* **CEL ĆWICZENIA**: Skopiuj dosłownie fragment wątku forum o grze Tiletum od słów "Strona 11 z" aż do słów "Zaczynam się niecierpliwić." włącznie.

* **FRAGMENT DOKUMENTU**:
Strona 11 z 11

Re: Tiletum (Simone Luciani, Daniele Tascini)

: 15 kwie 2025, 23:10
autor: Kazarian
Mam w ekipie osobę, która lubi Teotihuacan i Tabannusi, "szanuje", ale nie chce grać w Tzolkina i Tekhenu oraz nie lubi Tiletum. Zupełnie tego nie rozumiem, bo dla mnie Tiletum jest niesamowitym euro i być może po dodatku wskoczy na pewne, pierwsze miejsce wśród gier Tasciniego. Ciekawe jest to jaką lekkość ma ta gra, a przecież trudnych wyborów nie brakuje.

Co do dodatku, zamawiał ktoś ze sklepu board & dice? Dostałem 2 tygodnie temu maila, że moje zamówienie jest "held up in transit" i zero aktualizacji od tej pory. Zaczynam się niecierpliwić.

Re: Tiletum (Simone Luciani, Daniele Tascini)

: 16 kwie 2025, 11:20
autor: detrytusek
Premiera jest z tego co pamiętam na koniec IV.

Re: Tiletum (Simone Luciani, Daniele Tascini)

: 30 kwie 2025, 16:50
autor: JollyRoger90
Niestety po cichu, wzorem Nucelum, premiera dodatku przesunięta z 30.04 na 11.06 :/

Re: Tiletum (Simone Luciani, Daniele Tascini)

: 30 kwie 2025, 20:16
autor: detrytusek
No właśnie też to zobaczyłem. Smuteczek trochę.
A grał ktoś może?

Re: Tiletum (Simone Luciani, Daniele Tascini)

: 23 cze 2025, 07:41
autor: ave.crux
Zagrałem w rozgrywkę z dodatkiem.

Wpisy układu oparte na obrazach
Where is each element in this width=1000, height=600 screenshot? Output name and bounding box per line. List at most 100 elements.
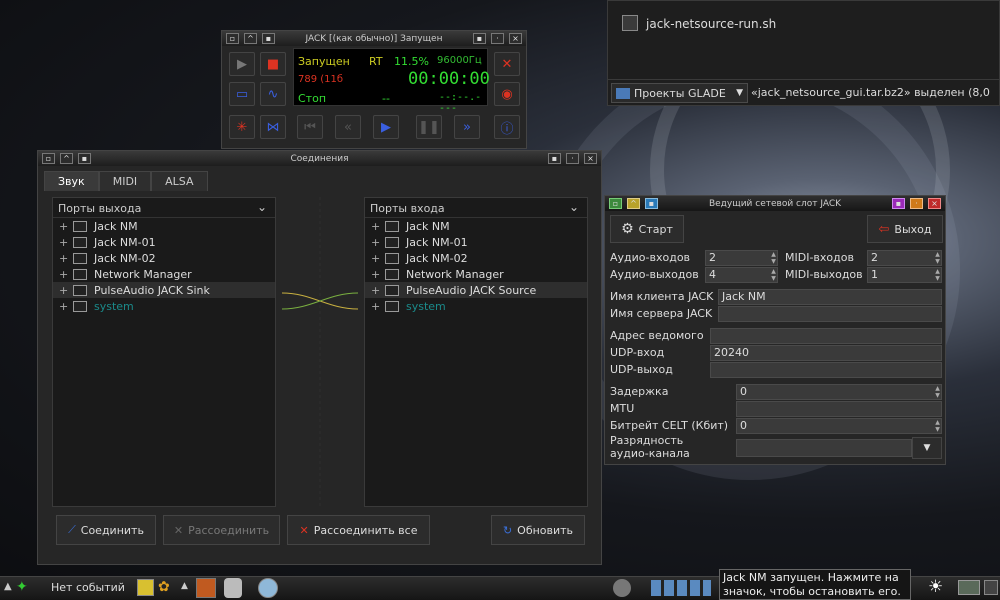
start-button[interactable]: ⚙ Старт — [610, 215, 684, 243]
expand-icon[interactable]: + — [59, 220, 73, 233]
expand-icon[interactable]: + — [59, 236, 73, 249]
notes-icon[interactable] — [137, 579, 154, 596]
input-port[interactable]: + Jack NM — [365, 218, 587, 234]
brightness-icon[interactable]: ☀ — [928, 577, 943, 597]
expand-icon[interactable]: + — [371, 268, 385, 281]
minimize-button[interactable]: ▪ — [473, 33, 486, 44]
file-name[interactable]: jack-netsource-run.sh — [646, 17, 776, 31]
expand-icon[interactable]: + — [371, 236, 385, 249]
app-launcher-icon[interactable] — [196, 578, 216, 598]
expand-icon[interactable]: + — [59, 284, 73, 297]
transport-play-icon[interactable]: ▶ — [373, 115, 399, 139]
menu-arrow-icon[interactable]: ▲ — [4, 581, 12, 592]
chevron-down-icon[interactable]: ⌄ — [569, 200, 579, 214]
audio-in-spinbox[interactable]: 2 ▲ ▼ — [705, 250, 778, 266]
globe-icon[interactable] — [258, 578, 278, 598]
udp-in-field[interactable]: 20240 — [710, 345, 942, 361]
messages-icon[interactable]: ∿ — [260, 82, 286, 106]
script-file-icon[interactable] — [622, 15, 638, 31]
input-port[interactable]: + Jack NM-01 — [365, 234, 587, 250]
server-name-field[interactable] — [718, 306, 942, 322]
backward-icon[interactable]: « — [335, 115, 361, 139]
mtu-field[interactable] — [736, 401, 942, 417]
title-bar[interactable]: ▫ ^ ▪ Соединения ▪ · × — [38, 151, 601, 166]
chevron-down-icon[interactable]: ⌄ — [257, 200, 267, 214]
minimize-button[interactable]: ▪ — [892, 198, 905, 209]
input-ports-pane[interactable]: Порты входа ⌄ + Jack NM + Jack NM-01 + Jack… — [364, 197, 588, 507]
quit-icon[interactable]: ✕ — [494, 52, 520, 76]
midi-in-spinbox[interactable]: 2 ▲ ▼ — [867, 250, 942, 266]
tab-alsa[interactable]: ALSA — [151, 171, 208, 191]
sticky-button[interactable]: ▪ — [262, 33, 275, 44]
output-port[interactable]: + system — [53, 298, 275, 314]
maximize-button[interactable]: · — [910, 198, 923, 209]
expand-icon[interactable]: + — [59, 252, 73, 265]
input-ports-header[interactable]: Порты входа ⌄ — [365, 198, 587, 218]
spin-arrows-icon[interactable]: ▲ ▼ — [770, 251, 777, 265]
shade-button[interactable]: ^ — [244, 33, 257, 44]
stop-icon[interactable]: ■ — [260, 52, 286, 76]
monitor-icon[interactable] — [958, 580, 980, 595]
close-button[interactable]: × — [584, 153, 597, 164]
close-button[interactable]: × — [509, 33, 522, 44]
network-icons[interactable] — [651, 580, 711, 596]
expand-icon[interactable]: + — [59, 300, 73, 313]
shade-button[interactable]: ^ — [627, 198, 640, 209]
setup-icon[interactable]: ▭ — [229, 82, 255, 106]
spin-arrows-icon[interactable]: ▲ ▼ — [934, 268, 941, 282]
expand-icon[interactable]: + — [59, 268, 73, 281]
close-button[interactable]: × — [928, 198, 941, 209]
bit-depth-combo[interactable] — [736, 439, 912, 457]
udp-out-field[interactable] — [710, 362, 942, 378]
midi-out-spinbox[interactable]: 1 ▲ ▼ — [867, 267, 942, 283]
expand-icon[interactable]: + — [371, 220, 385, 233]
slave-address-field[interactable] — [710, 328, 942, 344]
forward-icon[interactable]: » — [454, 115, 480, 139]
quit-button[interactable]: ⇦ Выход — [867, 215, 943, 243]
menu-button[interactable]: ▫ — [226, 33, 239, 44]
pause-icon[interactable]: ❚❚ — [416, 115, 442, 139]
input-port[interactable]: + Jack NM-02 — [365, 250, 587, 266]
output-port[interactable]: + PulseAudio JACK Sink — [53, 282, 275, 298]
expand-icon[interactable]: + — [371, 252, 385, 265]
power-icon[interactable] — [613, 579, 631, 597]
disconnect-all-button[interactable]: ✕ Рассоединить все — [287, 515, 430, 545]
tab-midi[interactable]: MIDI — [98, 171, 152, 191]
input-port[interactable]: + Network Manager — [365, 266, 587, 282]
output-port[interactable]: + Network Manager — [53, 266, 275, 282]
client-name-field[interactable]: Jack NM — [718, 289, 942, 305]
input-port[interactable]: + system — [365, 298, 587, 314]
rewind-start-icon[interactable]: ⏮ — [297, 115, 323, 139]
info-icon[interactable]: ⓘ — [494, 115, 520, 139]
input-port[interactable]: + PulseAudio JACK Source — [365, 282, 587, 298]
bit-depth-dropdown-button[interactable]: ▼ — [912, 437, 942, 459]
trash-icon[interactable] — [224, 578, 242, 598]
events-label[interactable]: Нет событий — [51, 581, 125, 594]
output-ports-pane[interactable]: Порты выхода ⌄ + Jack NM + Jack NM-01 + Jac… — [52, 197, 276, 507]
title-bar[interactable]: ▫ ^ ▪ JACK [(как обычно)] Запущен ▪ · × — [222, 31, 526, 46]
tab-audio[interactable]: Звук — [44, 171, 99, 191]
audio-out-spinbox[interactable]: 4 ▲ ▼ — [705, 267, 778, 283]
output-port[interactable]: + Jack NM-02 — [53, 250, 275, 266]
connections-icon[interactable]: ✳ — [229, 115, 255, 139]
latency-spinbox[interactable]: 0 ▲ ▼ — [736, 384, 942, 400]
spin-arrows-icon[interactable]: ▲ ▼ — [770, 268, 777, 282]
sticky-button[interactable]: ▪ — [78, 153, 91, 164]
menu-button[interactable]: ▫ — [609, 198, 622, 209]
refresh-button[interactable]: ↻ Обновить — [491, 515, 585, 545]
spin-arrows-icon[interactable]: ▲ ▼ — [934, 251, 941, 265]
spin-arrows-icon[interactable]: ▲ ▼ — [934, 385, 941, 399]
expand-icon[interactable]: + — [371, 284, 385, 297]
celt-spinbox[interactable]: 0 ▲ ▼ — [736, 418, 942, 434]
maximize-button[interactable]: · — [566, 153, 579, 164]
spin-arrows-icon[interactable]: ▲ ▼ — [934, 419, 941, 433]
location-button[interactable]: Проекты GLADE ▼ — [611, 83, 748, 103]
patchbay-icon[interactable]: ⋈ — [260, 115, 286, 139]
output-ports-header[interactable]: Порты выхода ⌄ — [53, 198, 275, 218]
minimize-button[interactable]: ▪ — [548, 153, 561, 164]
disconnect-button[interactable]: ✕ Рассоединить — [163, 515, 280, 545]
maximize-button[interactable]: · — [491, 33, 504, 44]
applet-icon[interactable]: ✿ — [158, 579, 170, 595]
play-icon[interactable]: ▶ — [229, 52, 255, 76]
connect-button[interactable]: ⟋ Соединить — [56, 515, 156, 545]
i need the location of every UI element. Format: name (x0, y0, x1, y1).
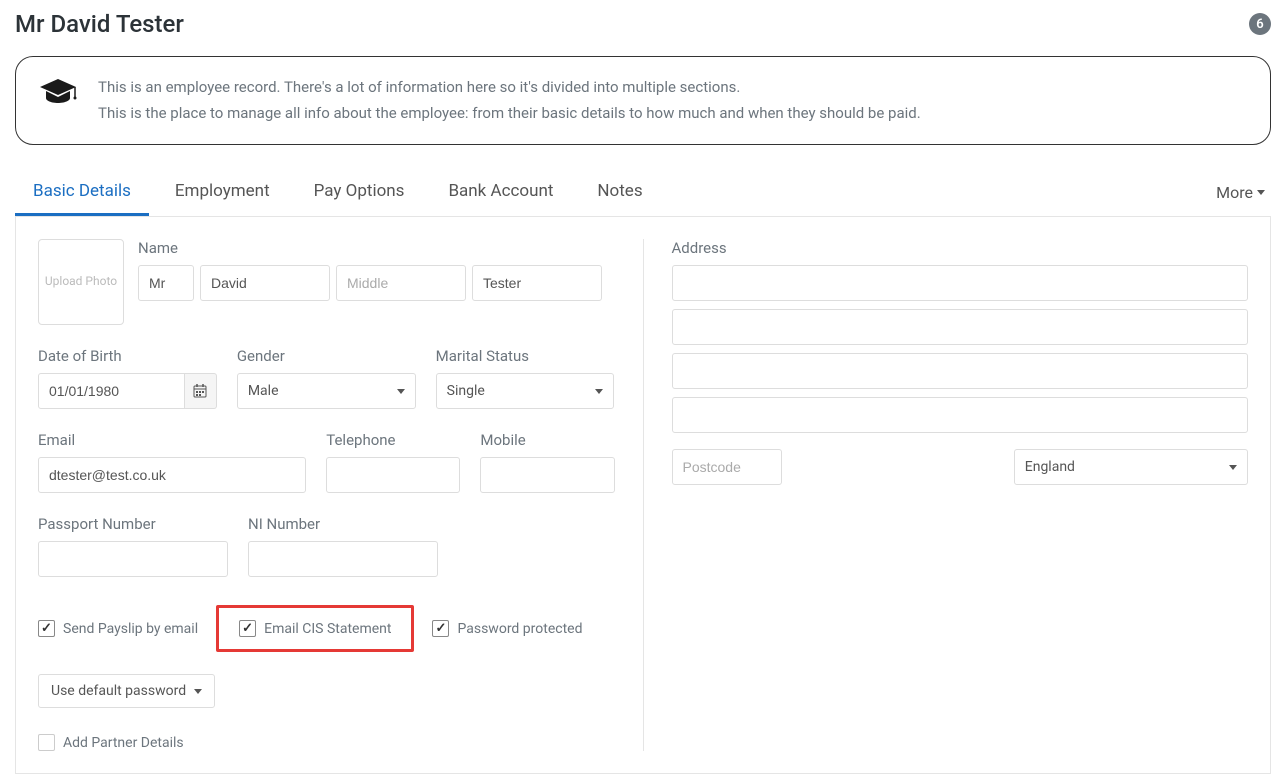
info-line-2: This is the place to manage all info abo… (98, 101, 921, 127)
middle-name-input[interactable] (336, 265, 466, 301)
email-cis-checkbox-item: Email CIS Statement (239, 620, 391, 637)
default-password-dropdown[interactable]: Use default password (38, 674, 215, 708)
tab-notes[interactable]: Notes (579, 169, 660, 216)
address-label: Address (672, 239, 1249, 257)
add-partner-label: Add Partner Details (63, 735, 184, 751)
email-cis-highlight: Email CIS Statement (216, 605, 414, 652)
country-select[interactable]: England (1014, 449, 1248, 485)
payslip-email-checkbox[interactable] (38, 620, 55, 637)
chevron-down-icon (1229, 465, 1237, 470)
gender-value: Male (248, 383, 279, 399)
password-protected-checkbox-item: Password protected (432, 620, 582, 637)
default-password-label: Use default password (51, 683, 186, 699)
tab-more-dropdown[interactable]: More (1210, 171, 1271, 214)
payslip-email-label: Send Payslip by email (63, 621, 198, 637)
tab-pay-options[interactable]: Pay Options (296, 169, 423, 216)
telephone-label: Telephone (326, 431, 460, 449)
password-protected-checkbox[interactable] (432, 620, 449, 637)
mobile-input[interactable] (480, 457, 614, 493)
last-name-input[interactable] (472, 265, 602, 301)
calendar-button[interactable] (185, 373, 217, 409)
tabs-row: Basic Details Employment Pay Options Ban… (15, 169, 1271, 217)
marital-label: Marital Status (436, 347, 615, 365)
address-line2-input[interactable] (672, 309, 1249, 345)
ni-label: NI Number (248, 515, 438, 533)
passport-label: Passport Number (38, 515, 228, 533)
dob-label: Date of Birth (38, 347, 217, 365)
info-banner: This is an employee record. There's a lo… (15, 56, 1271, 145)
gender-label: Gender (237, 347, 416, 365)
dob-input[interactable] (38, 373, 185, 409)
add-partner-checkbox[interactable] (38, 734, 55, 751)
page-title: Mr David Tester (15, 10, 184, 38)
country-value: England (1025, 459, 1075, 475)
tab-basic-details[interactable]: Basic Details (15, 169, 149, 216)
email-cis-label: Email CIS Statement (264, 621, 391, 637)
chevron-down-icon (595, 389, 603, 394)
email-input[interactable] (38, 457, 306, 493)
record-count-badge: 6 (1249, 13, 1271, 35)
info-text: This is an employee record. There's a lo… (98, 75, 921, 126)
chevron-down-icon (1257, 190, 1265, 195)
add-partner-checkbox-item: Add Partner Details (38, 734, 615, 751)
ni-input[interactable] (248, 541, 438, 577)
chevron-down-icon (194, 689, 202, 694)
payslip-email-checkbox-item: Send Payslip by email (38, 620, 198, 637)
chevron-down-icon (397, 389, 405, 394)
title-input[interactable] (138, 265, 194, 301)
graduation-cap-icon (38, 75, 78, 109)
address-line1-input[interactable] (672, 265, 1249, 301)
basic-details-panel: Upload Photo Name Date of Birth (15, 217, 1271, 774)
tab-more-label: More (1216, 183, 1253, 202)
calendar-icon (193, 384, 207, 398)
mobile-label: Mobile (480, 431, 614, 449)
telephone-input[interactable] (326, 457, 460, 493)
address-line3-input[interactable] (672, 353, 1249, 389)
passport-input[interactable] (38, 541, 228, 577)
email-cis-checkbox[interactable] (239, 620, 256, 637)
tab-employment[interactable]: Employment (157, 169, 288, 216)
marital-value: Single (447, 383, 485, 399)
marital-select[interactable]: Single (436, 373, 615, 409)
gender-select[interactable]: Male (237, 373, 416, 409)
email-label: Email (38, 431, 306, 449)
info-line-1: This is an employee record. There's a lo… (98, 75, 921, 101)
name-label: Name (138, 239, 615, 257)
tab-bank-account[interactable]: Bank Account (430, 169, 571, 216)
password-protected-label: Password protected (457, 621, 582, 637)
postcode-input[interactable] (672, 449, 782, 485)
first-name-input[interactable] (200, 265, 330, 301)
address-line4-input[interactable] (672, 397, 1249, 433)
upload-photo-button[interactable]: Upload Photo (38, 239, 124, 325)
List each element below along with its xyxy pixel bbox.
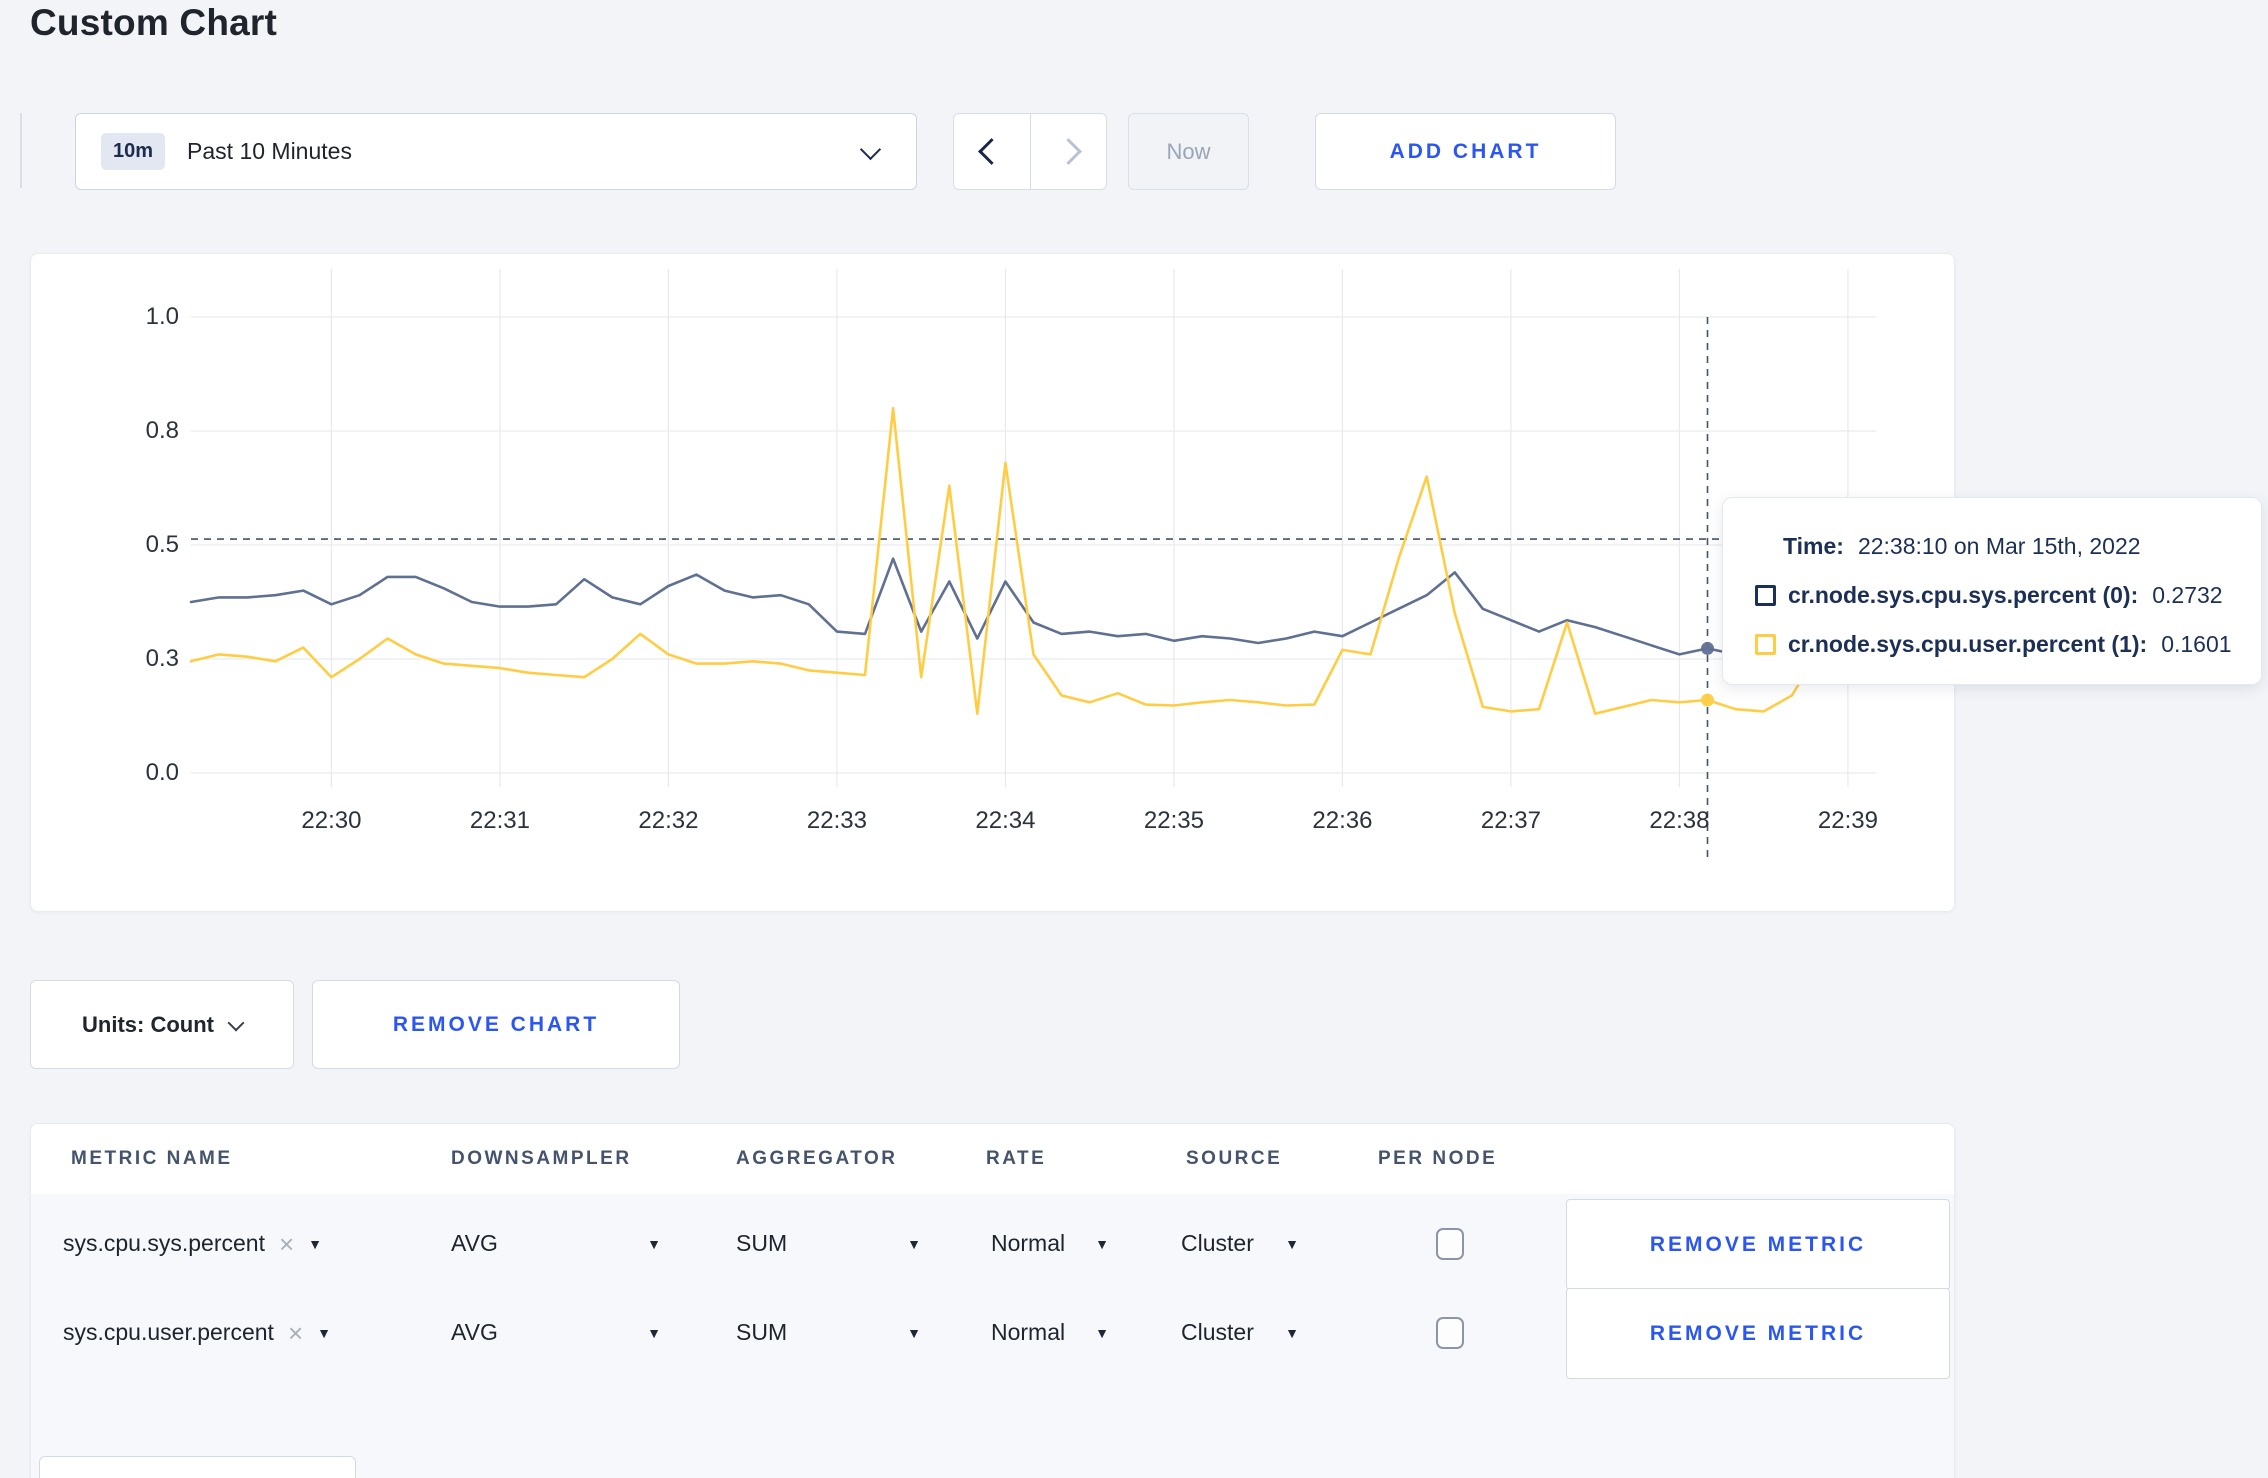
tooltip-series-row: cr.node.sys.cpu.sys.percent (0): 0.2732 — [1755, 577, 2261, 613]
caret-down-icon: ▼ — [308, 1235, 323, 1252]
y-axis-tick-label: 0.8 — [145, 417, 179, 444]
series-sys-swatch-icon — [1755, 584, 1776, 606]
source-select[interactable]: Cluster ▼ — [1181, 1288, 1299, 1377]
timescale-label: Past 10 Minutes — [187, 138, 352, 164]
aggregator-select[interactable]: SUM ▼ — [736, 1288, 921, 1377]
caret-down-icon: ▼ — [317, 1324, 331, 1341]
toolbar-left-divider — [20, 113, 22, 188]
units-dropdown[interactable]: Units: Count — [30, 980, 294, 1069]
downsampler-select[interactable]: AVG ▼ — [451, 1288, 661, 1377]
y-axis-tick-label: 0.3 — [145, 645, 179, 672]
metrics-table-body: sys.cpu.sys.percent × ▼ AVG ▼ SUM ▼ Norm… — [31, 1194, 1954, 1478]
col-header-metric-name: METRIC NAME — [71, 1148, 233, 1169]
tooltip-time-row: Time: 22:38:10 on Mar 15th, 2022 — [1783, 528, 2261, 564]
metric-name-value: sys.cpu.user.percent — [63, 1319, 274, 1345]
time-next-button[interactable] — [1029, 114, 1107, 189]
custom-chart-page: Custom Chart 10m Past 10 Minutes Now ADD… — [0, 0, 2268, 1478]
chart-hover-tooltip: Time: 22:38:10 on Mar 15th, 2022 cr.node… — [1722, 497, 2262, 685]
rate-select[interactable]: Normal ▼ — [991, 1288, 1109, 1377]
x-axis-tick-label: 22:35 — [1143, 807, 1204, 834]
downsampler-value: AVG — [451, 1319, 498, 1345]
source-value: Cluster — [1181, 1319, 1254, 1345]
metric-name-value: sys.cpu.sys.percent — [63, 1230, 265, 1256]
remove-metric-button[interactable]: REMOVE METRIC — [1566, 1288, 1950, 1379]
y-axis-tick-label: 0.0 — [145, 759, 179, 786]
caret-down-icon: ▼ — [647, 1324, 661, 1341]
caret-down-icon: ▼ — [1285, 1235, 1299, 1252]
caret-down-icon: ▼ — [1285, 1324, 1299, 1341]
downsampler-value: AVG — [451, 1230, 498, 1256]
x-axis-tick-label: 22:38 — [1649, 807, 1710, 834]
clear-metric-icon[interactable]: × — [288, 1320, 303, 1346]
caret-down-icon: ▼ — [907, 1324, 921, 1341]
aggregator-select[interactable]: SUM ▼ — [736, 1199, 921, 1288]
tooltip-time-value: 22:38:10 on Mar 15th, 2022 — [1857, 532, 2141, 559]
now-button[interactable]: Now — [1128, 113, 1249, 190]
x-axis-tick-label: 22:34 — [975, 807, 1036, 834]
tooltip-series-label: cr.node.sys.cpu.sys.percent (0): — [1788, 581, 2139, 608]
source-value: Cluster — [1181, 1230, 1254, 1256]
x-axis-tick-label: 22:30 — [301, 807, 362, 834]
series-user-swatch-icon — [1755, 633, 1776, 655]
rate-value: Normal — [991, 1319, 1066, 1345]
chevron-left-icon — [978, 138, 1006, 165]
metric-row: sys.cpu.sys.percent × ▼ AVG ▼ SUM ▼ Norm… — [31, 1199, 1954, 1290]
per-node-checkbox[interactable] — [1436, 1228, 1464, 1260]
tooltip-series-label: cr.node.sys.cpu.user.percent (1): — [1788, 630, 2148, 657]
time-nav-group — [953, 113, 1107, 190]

* **ODPOWIEDŹ DO ĆWICZENIA**:
Strona 11 z 11

Re: Tiletum (Simone Luciani, Daniele Tascini)

: 15 kwie 2025, 23:10
autor: Kazarian
Mam w ekipie osobę, która lubi Teotihuacan i Tabannusi, "szanuje", ale nie chce grać w Tzolkina i Tekhenu oraz nie lubi Tiletum. Zupełnie tego nie rozumiem, bo dla mnie Tiletum jest niesamowitym euro i być może po dodatku wskoczy na pewne, pierwsze miejsce wśród gier Tasciniego. Ciekawe jest to jaką lekkość ma ta gra, a przecież trudnych wyborów nie brakuje.

Co do dodatku, zamawiał ktoś ze sklepu board & dice? Dostałem 2 tygodnie temu maila, że moje zamówienie jest "held up in transit" i zero aktualizacji od tej pory. Zaczynam się niecierpliwić.